**The task:**
Could you copy every line from the material below in which "name" appears?

• • •

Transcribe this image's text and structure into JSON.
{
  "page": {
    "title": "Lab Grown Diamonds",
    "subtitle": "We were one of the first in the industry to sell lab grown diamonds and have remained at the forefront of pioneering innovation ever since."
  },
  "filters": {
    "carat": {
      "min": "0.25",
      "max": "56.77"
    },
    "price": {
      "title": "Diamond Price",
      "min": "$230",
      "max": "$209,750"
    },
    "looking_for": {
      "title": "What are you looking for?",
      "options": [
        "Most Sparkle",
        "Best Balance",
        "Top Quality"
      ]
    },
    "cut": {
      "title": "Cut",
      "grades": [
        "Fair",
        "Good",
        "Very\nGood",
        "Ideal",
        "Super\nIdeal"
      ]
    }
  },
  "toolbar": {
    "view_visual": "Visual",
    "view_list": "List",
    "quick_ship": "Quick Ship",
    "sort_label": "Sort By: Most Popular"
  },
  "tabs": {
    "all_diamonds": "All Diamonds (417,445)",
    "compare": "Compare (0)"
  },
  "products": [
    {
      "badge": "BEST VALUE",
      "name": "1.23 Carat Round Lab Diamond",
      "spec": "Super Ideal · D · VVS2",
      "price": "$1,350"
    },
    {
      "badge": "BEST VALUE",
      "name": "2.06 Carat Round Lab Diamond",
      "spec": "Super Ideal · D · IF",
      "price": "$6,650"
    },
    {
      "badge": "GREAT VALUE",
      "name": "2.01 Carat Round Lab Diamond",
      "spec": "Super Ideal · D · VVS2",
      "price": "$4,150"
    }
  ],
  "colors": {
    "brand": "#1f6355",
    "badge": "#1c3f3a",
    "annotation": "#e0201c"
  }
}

• • •

**Solution to the exercise:**
      "name": "1.23 Carat Round Lab Diamond",
      "name": "2.06 Carat Round Lab Diamond",
      "name": "2.01 Carat Round Lab Diamond",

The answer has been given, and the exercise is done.